#### Aim of the exercise:
Below is a set of records; restate each one word for word.

==================================================

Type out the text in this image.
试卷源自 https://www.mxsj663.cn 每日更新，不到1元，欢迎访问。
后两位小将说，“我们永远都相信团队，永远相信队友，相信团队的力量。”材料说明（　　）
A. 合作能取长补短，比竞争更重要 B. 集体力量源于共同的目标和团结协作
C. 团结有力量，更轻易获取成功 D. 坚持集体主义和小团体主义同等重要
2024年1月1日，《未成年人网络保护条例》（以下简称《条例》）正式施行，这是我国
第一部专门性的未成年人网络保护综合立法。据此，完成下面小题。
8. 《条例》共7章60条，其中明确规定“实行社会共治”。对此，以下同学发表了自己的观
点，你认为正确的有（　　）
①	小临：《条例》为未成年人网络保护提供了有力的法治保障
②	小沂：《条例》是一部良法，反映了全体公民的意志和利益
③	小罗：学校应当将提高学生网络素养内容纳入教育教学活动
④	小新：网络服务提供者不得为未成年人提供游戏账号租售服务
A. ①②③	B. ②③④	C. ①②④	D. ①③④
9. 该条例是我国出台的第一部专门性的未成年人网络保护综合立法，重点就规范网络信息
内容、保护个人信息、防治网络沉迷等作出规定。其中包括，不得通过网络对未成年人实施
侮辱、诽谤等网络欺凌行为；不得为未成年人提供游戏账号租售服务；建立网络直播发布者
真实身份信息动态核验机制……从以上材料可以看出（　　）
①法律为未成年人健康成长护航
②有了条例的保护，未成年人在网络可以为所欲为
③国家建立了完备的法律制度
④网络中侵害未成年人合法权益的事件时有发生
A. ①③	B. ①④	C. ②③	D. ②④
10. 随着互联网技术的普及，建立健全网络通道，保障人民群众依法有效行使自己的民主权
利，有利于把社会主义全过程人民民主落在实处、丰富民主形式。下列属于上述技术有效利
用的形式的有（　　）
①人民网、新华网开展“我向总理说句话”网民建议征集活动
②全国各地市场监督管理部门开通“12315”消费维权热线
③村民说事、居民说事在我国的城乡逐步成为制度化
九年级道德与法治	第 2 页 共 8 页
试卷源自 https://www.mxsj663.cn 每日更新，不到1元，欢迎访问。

==================================================

#### Correct output:
Type out the text in this image.
试卷源自 https://www.mxsj663.cn 每日更新，不到1元，欢迎访问。
后两位小将说，“我们永远都相信团队，永远相信队友，相信团队的力量。”材料说明（　　）
A. 合作能取长补短，比竞争更重要 B. 集体力量源于共同的目标和团结协作
C. 团结有力量，更轻易获取成功 D. 坚持集体主义和小团体主义同等重要
2024年1月1日，《未成年人网络保护条例》（以下简称《条例》）正式施行，这是我国
第一部专门性的未成年人网络保护综合立法。据此，完成下面小题。
8. 《条例》共7章60条，其中明确规定“实行社会共治”。对此，以下同学发表了自己的观
点，你认为正确的有（　　）
①	小临：《条例》为未成年人网络保护提供了有力的法治保障
②	小沂：《条例》是一部良法，反映了全体公民的意志和利益
③	小罗：学校应当将提高学生网络素养内容纳入教育教学活动
④	小新：网络服务提供者不得为未成年人提供游戏账号租售服务
A. ①②③	B. ②③④	C. ①②④	D. ①③④
9. 该条例是我国出台的第一部专门性的未成年人网络保护综合立法，重点就规范网络信息
内容、保护个人信息、防治网络沉迷等作出规定。其中包括，不得通过网络对未成年人实施
侮辱、诽谤等网络欺凌行为；不得为未成年人提供游戏账号租售服务；建立网络直播发布者
真实身份信息动态核验机制……从以上材料可以看出（　　）
①法律为未成年人健康成长护航
②有了条例的保护，未成年人在网络可以为所欲为
③国家建立了完备的法律制度
④网络中侵害未成年人合法权益的事件时有发生
A. ①③	B. ①④	C. ②③	D. ②④
10. 随着互联网技术的普及，建立健全网络通道，保障人民群众依法有效行使自己的民主权
利，有利于把社会主义全过程人民民主落在实处、丰富民主形式。下列属于上述技术有效利
用的形式的有（　　）
①人民网、新华网开展“我向总理说句话”网民建议征集活动
②全国各地市场监督管理部门开通“12315”消费维权热线
③村民说事、居民说事在我国的城乡逐步成为制度化
九年级道德与法治	第 2 页 共 8 页
试卷源自 https://www.mxsj663.cn 每日更新，不到1元，欢迎访问。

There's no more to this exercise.